Recast the entries as a numbered list, covering everything from the line containing "request-payload-header[interactable]: Request Payload" down to the line containing "tree-row-id[interactable]: id: 9", and leave out any blank lines.
· · · · · · ·
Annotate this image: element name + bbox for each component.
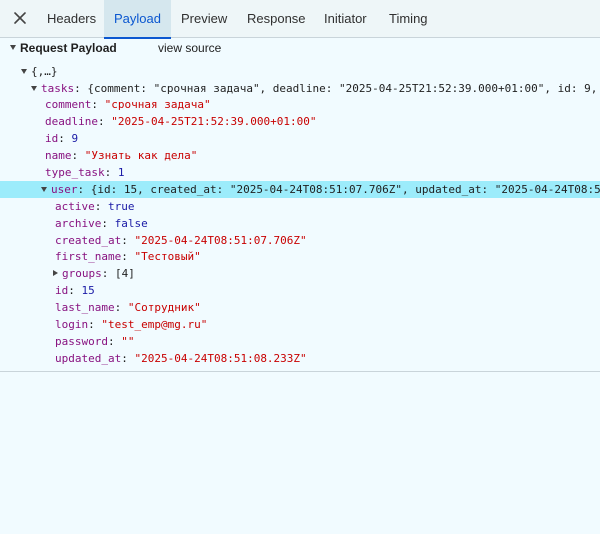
request-payload-header[interactable]: Request Payload xyxy=(10,40,117,56)
tasks-summary: {comment: "срочная задача", deadline: "2… xyxy=(87,82,598,95)
close-icon[interactable] xyxy=(11,9,29,27)
tree-row-id[interactable]: id: 9 xyxy=(0,130,600,147)
tree-row-tasks[interactable]: tasks: {comment: "срочная задача", deadl… xyxy=(0,80,600,97)
tree-row-type-task[interactable]: type_task: 1 xyxy=(0,164,600,181)
tree-row-user-created-at[interactable]: created_at: "2025-04-24T08:51:07.706Z" xyxy=(0,232,600,249)
tree-row-user-groups[interactable]: groups: [4] xyxy=(0,265,600,282)
tree-row-root[interactable]: {,…} xyxy=(0,63,600,80)
tree-row-user-password[interactable]: password: "" xyxy=(0,333,600,350)
tree-row-user-archive[interactable]: archive: false xyxy=(0,215,600,232)
section-title: Request Payload xyxy=(20,41,117,55)
collapsed-triangle-icon[interactable] xyxy=(53,270,58,276)
tree-row-name[interactable]: name: "Узнать как дела" xyxy=(0,147,600,164)
tab-initiator[interactable]: Initiator xyxy=(317,0,374,38)
tree-row-user-active[interactable]: active: true xyxy=(0,198,600,215)
tree-row-user[interactable]: user: {id: 15, created_at: "2025-04-24T0… xyxy=(0,181,600,198)
collapse-triangle-icon xyxy=(10,45,16,51)
tasks-key: tasks xyxy=(41,82,75,95)
expand-triangle-icon[interactable] xyxy=(41,186,47,192)
expand-triangle-icon[interactable] xyxy=(21,68,27,74)
user-key: user xyxy=(51,183,78,196)
tab-preview[interactable]: Preview xyxy=(174,0,234,38)
tree-row-deadline[interactable]: deadline: "2025-04-25T21:52:39.000+01:00… xyxy=(0,113,600,130)
tree-row-user-last-name[interactable]: last_name: "Сотрудник" xyxy=(0,299,600,316)
tab-bar: Headers Payload Preview Response Initiat… xyxy=(0,0,600,39)
tab-timing[interactable]: Timing xyxy=(382,0,435,38)
tree-row-user-id[interactable]: id: 15 xyxy=(0,282,600,299)
tab-payload[interactable]: Payload xyxy=(104,0,171,39)
expand-triangle-icon[interactable] xyxy=(31,85,37,91)
section-divider xyxy=(0,371,600,372)
tree-row-user-first-name[interactable]: first_name: "Тестовый" xyxy=(0,248,600,265)
view-source-link[interactable]: view source xyxy=(158,40,221,56)
tab-headers[interactable]: Headers xyxy=(40,0,103,38)
tree-row-user-updated-at[interactable]: updated_at: "2025-04-24T08:51:08.233Z" xyxy=(0,350,600,367)
tree-row-comment[interactable]: comment: "срочная задача" xyxy=(0,96,600,113)
tab-response[interactable]: Response xyxy=(240,0,313,38)
user-summary: {id: 15, created_at: "2025-04-24T08:51:0… xyxy=(90,183,600,196)
tree-row-user-login[interactable]: login: "test_emp@mg.ru" xyxy=(0,316,600,333)
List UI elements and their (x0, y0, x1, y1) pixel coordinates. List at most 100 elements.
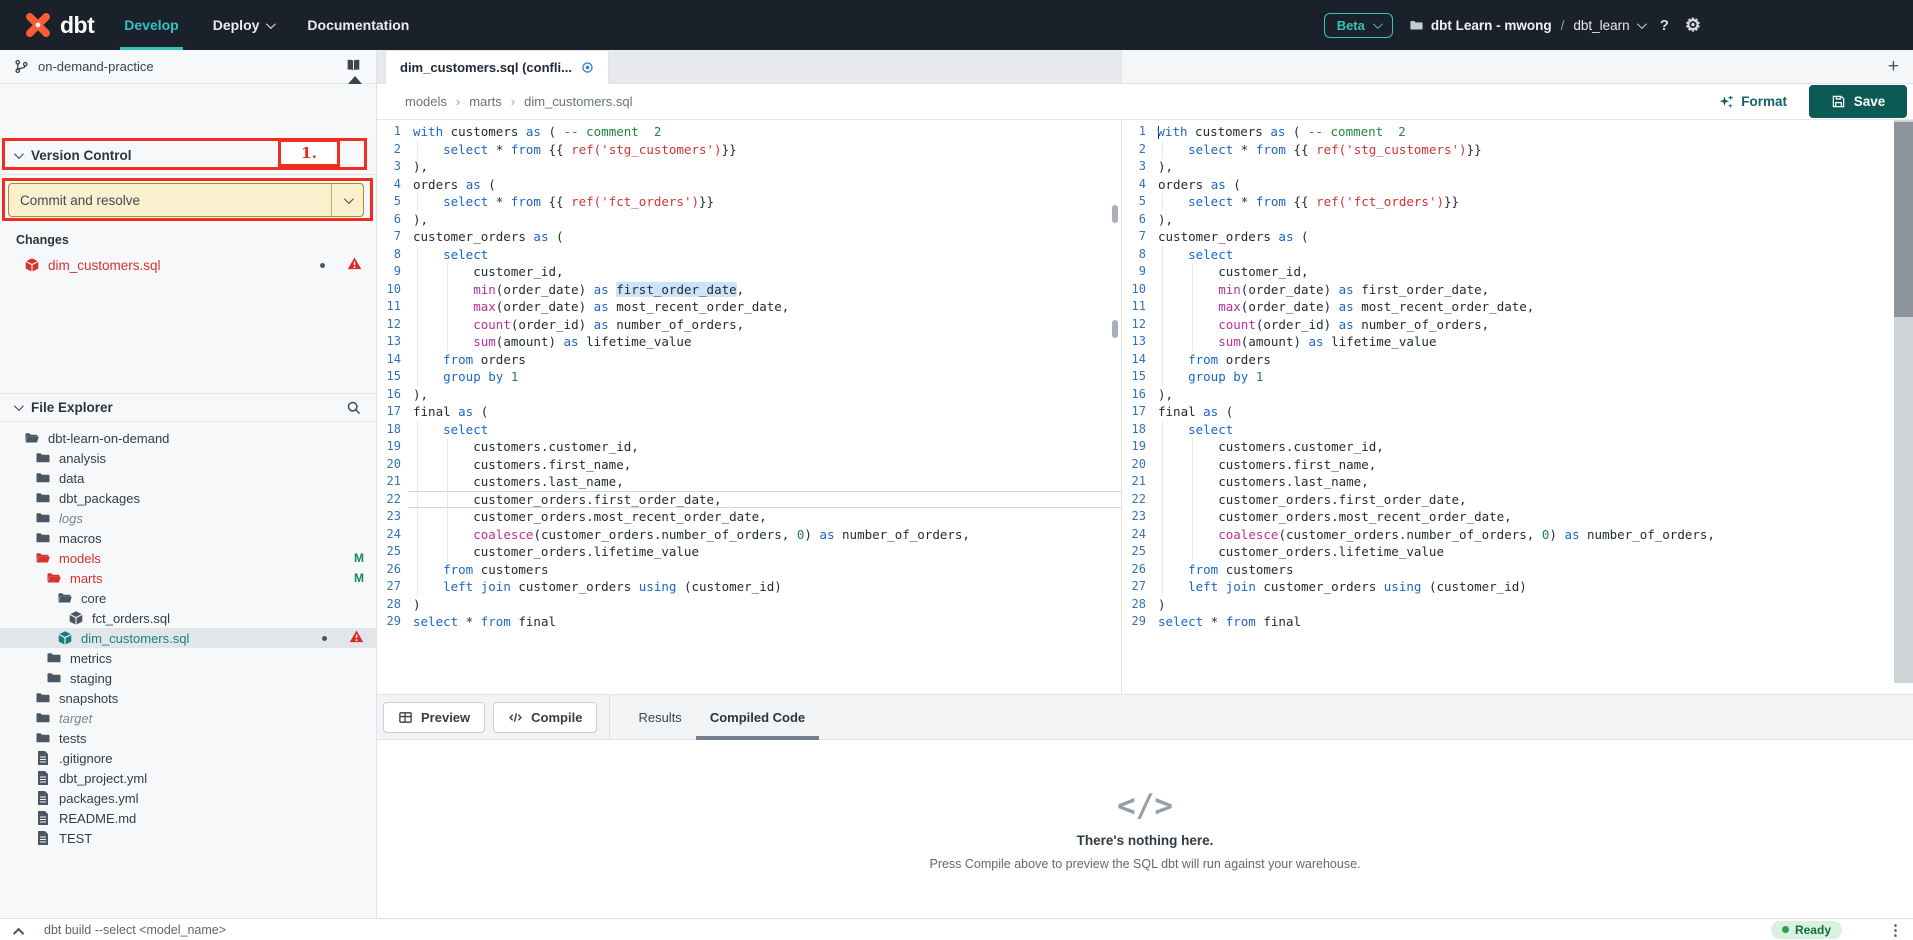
· · · · · · ·
* **WRITTEN SOLUTION**
1. request-payload-header[interactable]: Request Payload xyxy=(10,40,117,56)
2. tasks-summary: {comment: "срочная задача", deadline: "2… xyxy=(87,82,598,95)
3. close-icon[interactable] xyxy=(11,9,29,27)
4. tree-row-id[interactable]: id: 9 xyxy=(0,130,600,147)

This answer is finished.